TASK INSTRUCTIONS: All of the records below must be output exactly, with no pictures carried over.
— START RECORDED INFORMATION —
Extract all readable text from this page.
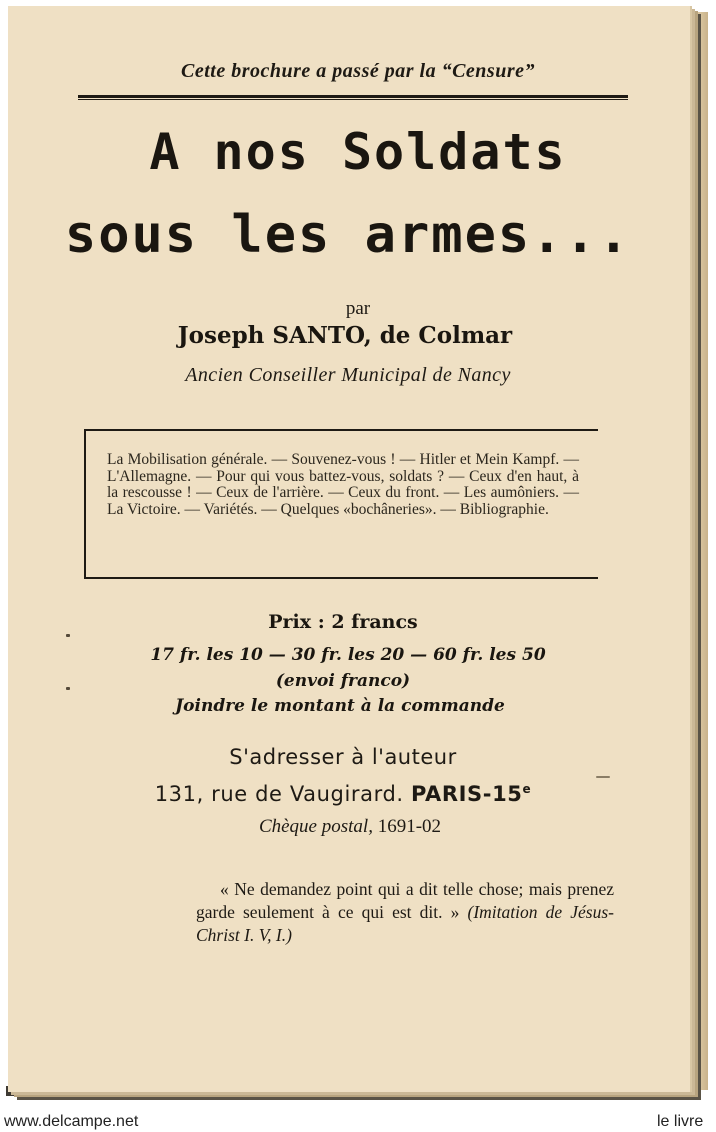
Cette brochure a passé par la “Censure”
A nos Soldats
sous les armes...
par
Joseph SANTO, de Colmar
Ancien Conseiller Municipal de Nancy
La Mobilisation générale. — Souvenez-vous ! — Hitler et Mein Kampf. — L'Allemagne. — Pour qui vous battez-vous, soldats ? — Ceux d'en haut, à la rescousse ! — Ceux de l'arrière. — Ceux du front. — Les aumôniers. — La Victoire. — Variétés. — Quelques «bochâneries». — Bibliographie.
Prix : 2 francs
17 fr. les 10 — 30 fr. les 20 — 60 fr. les 50
(envoi franco)
Joindre le montant à la commande
S'adresser à l'auteur
131, rue de Vaugirard. PARIS-15e
Chèque postal, 1691-02
« Ne demandez point qui a dit telle chose; mais prenez garde seulement à ce qui est dit. » (Imitation de Jésus-Christ I. V, I.)
www.delcampe.net	le livre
— END RECORDED INFORMATION —
THE ANSWER:
Extract all readable text from this page.
Cette brochure a passé par la “Censure”
A nos Soldats
sous les armes...
par
Joseph SANTO, de Colmar
Ancien Conseiller Municipal de Nancy
La Mobilisation générale. — Souvenez-vous ! — Hitler et Mein Kampf. — L'Allemagne. — Pour qui vous battez-vous, soldats ? — Ceux d'en haut, à la rescousse ! — Ceux de l'arrière. — Ceux du front. — Les aumôniers. — La Victoire. — Variétés. — Quelques «bochâneries». — Bibliographie.
Prix : 2 francs
17 fr. les 10 — 30 fr. les 20 — 60 fr. les 50
(envoi franco)
Joindre le montant à la commande
S'adresser à l'auteur
131, rue de Vaugirard. PARIS-15e
Chèque postal, 1691-02
« Ne demandez point qui a dit telle chose; mais prenez garde seulement à ce qui est dit. » (Imitation de Jésus-Christ I. V, I.)
www.delcampe.net	le livre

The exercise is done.